— START OF Input data —

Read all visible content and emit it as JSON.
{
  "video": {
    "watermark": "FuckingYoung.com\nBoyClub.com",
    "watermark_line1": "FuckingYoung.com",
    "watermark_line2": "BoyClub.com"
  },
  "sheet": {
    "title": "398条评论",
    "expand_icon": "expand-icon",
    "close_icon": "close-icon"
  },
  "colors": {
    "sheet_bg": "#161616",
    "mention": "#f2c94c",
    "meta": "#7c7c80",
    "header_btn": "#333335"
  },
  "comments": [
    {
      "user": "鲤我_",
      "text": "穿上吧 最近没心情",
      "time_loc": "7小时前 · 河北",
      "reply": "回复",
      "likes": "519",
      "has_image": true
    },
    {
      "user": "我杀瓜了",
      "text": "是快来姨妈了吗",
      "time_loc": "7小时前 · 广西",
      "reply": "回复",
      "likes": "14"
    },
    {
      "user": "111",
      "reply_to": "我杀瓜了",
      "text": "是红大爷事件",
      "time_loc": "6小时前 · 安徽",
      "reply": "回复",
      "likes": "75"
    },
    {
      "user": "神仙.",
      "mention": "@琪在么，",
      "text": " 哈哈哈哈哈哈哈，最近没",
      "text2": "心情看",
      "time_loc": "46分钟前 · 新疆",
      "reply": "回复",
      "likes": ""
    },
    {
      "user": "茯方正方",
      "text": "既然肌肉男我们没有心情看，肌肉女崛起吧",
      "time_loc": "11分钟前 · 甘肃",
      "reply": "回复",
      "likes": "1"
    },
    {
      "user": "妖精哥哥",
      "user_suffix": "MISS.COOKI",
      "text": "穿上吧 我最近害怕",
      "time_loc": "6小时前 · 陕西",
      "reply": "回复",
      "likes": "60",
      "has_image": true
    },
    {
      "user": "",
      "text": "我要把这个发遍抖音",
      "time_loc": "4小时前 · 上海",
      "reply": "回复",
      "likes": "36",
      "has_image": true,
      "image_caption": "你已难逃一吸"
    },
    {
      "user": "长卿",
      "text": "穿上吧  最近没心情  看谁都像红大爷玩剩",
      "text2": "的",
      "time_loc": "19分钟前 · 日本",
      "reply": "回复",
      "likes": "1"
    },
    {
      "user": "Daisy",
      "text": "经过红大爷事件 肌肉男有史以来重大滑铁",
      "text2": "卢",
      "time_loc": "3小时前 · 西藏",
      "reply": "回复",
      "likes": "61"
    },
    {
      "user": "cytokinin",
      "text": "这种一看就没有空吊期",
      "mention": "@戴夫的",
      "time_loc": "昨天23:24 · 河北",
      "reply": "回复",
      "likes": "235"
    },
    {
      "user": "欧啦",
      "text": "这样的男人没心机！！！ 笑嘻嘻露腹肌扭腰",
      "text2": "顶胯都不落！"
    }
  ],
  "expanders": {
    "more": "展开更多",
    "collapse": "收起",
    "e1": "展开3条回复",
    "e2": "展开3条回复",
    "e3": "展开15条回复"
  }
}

— END OF Input data —

Written exercise
Every record shown above must be echoed exactly.

Expected output
Read all visible content and emit it as JSON.
{
  "video": {
    "watermark": "FuckingYoung.com\nBoyClub.com",
    "watermark_line1": "FuckingYoung.com",
    "watermark_line2": "BoyClub.com"
  },
  "sheet": {
    "title": "398条评论",
    "expand_icon": "expand-icon",
    "close_icon": "close-icon"
  },
  "colors": {
    "sheet_bg": "#161616",
    "mention": "#f2c94c",
    "meta": "#7c7c80",
    "header_btn": "#333335"
  },
  "comments": [
    {
      "user": "鲤我_",
      "text": "穿上吧 最近没心情",
      "time_loc": "7小时前 · 河北",
      "reply": "回复",
      "likes": "519",
      "has_image": true
    },
    {
      "user": "我杀瓜了",
      "text": "是快来姨妈了吗",
      "time_loc": "7小时前 · 广西",
      "reply": "回复",
      "likes": "14"
    },
    {
      "user": "111",
      "reply_to": "我杀瓜了",
      "text": "是红大爷事件",
      "time_loc": "6小时前 · 安徽",
      "reply": "回复",
      "likes": "75"
    },
    {
      "user": "神仙.",
      "mention": "@琪在么，",
      "text": " 哈哈哈哈哈哈哈，最近没",
      "text2": "心情看",
      "time_loc": "46分钟前 · 新疆",
      "reply": "回复",
      "likes": ""
    },
    {
      "user": "茯方正方",
      "text": "既然肌肉男我们没有心情看，肌肉女崛起吧",
      "time_loc": "11分钟前 · 甘肃",
      "reply": "回复",
      "likes": "1"
    },
    {
      "user": "妖精哥哥",
      "user_suffix": "MISS.COOKI",
      "text": "穿上吧 我最近害怕",
      "time_loc": "6小时前 · 陕西",
      "reply": "回复",
      "likes": "60",
      "has_image": true
    },
    {
      "user": "",
      "text": "我要把这个发遍抖音",
      "time_loc": "4小时前 · 上海",
      "reply": "回复",
      "likes": "36",
      "has_image": true,
      "image_caption": "你已难逃一吸"
    },
    {
      "user": "长卿",
      "text": "穿上吧  最近没心情  看谁都像红大爷玩剩",
      "text2": "的",
      "time_loc": "19分钟前 · 日本",
      "reply": "回复",
      "likes": "1"
    },
    {
      "user": "Daisy",
      "text": "经过红大爷事件 肌肉男有史以来重大滑铁",
      "text2": "卢",
      "time_loc": "3小时前 · 西藏",
      "reply": "回复",
      "likes": "61"
    },
    {
      "user": "cytokinin",
      "text": "这种一看就没有空吊期",
      "mention": "@戴夫的",
      "time_loc": "昨天23:24 · 河北",
      "reply": "回复",
      "likes": "235"
    },
    {
      "user": "欧啦",
      "text": "这样的男人没心机！！！ 笑嘻嘻露腹肌扭腰",
      "text2": "顶胯都不落！"
    }
  ],
  "expanders": {
    "more": "展开更多",
    "collapse": "收起",
    "e1": "展开3条回复",
    "e2": "展开3条回复",
    "e3": "展开15条回复"
  }
}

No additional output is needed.